● **AIM OF THE TASK**: Will you print the material below without altering a single character?

● **Records from a collection**:

··········

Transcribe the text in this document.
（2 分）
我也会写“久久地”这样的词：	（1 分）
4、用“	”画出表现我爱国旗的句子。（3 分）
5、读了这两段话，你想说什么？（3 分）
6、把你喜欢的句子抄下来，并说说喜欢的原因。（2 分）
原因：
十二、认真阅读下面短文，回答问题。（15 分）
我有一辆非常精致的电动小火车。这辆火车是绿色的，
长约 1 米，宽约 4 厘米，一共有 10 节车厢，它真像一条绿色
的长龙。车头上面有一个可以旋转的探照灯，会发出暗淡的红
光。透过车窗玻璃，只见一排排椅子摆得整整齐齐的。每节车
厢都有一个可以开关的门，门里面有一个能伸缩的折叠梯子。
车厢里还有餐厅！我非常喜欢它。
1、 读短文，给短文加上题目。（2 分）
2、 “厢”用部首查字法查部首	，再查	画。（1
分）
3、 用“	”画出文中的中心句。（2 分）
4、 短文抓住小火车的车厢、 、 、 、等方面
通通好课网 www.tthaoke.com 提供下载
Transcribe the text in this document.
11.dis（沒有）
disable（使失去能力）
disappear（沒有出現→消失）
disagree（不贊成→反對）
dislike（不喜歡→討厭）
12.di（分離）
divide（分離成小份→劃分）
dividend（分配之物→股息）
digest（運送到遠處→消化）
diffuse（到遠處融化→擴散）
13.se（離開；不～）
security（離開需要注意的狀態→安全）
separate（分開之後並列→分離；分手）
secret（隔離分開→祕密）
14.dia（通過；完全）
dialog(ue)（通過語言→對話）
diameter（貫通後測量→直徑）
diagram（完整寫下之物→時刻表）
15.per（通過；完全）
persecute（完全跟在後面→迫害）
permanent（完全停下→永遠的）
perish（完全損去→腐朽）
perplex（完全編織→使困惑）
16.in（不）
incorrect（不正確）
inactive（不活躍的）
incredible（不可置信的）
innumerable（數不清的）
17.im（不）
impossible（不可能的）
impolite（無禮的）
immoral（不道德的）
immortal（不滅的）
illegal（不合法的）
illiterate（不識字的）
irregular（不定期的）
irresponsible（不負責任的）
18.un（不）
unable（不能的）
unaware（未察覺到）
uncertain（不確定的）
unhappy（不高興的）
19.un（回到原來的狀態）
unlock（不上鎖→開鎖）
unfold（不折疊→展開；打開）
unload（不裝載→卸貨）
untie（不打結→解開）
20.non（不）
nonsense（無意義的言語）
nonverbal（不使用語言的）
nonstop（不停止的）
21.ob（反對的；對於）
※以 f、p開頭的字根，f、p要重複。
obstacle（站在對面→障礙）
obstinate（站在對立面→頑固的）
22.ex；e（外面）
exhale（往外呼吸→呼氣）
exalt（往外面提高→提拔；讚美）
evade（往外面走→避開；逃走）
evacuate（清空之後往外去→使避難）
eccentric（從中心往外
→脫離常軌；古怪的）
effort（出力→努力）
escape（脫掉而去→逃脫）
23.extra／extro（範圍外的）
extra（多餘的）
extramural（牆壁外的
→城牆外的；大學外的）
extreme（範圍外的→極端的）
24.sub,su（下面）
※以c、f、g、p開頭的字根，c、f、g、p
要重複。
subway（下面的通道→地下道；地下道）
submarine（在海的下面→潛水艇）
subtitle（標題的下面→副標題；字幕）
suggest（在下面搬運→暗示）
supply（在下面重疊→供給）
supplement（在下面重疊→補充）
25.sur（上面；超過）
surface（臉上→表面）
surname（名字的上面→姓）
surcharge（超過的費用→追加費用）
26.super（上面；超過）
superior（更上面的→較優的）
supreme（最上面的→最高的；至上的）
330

··········

● **SOLUTION TO THIS TASK**:
Transcribe the text in this document.
（2 分）
我也会写“久久地”这样的词：	（1 分）
4、用“	”画出表现我爱国旗的句子。（3 分）
5、读了这两段话，你想说什么？（3 分）
6、把你喜欢的句子抄下来，并说说喜欢的原因。（2 分）
原因：
十二、认真阅读下面短文，回答问题。（15 分）
我有一辆非常精致的电动小火车。这辆火车是绿色的，
长约 1 米，宽约 4 厘米，一共有 10 节车厢，它真像一条绿色
的长龙。车头上面有一个可以旋转的探照灯，会发出暗淡的红
光。透过车窗玻璃，只见一排排椅子摆得整整齐齐的。每节车
厢都有一个可以开关的门，门里面有一个能伸缩的折叠梯子。
车厢里还有餐厅！我非常喜欢它。
1、 读短文，给短文加上题目。（2 分）
2、 “厢”用部首查字法查部首	，再查	画。（1
分）
3、 用“	”画出文中的中心句。（2 分）
4、 短文抓住小火车的车厢、 、 、 、等方面
通通好课网 www.tthaoke.com 提供下载
Transcribe the text in this document.
11.dis（沒有）
disable（使失去能力）
disappear（沒有出現→消失）
disagree（不贊成→反對）
dislike（不喜歡→討厭）
12.di（分離）
divide（分離成小份→劃分）
dividend（分配之物→股息）
digest（運送到遠處→消化）
diffuse（到遠處融化→擴散）
13.se（離開；不～）
security（離開需要注意的狀態→安全）
separate（分開之後並列→分離；分手）
secret（隔離分開→祕密）
14.dia（通過；完全）
dialog(ue)（通過語言→對話）
diameter（貫通後測量→直徑）
diagram（完整寫下之物→時刻表）
15.per（通過；完全）
persecute（完全跟在後面→迫害）
permanent（完全停下→永遠的）
perish（完全損去→腐朽）
perplex（完全編織→使困惑）
16.in（不）
incorrect（不正確）
inactive（不活躍的）
incredible（不可置信的）
innumerable（數不清的）
17.im（不）
impossible（不可能的）
impolite（無禮的）
immoral（不道德的）
immortal（不滅的）
illegal（不合法的）
illiterate（不識字的）
irregular（不定期的）
irresponsible（不負責任的）
18.un（不）
unable（不能的）
unaware（未察覺到）
uncertain（不確定的）
unhappy（不高興的）
19.un（回到原來的狀態）
unlock（不上鎖→開鎖）
unfold（不折疊→展開；打開）
unload（不裝載→卸貨）
untie（不打結→解開）
20.non（不）
nonsense（無意義的言語）
nonverbal（不使用語言的）
nonstop（不停止的）
21.ob（反對的；對於）
※以 f、p開頭的字根，f、p要重複。
obstacle（站在對面→障礙）
obstinate（站在對立面→頑固的）
22.ex；e（外面）
exhale（往外呼吸→呼氣）
exalt（往外面提高→提拔；讚美）
evade（往外面走→避開；逃走）
evacuate（清空之後往外去→使避難）
eccentric（從中心往外
→脫離常軌；古怪的）
effort（出力→努力）
escape（脫掉而去→逃脫）
23.extra／extro（範圍外的）
extra（多餘的）
extramural（牆壁外的
→城牆外的；大學外的）
extreme（範圍外的→極端的）
24.sub,su（下面）
※以c、f、g、p開頭的字根，c、f、g、p
要重複。
subway（下面的通道→地下道；地下道）
submarine（在海的下面→潛水艇）
subtitle（標題的下面→副標題；字幕）
suggest（在下面搬運→暗示）
supply（在下面重疊→供給）
supplement（在下面重疊→補充）
25.sur（上面；超過）
surface（臉上→表面）
surname（名字的上面→姓）
surcharge（超過的費用→追加費用）
26.super（上面；超過）
superior（更上面的→較優的）
supreme（最上面的→最高的；至上的）
330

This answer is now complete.